WRITTEN PROBLEM> Read the material below. Count the lines containing "Agent" and give that count alone.

TASK INPUT>
------------------------------------------------

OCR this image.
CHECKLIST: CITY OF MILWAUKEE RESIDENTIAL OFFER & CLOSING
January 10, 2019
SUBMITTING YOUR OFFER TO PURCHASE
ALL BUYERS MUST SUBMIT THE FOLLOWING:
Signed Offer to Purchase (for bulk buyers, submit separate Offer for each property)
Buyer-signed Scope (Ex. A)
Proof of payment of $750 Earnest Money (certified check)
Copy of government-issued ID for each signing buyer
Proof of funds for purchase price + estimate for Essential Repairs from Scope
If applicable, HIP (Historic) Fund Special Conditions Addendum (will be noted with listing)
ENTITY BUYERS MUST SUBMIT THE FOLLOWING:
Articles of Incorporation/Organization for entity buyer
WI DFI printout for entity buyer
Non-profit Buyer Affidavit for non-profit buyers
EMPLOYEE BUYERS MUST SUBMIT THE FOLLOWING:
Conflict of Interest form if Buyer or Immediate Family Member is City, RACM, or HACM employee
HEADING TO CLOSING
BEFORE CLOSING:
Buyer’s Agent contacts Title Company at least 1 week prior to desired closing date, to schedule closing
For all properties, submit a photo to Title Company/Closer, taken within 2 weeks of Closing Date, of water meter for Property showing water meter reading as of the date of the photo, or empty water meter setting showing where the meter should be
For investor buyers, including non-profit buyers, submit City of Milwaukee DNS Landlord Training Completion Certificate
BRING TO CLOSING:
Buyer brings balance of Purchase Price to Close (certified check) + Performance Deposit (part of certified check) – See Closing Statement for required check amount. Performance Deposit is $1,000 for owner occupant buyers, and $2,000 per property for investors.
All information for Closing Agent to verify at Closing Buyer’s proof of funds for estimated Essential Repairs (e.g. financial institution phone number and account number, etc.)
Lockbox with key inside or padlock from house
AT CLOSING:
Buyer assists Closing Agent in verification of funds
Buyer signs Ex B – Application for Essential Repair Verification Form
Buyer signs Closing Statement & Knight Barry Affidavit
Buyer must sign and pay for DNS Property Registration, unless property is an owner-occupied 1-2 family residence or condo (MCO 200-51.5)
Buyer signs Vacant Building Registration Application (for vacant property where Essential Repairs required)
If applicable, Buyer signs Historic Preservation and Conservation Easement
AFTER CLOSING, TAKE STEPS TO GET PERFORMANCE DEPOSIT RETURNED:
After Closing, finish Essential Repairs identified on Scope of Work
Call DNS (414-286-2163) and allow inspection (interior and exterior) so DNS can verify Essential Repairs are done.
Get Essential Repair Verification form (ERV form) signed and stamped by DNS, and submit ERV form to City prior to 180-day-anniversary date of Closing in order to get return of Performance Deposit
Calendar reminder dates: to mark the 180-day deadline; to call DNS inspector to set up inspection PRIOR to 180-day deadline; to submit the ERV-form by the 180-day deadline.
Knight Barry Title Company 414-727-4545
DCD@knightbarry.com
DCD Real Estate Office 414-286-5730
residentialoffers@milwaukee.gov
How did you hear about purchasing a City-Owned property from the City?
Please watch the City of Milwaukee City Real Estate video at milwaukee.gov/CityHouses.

------------------------------------------------

FULL RESPONSE> 3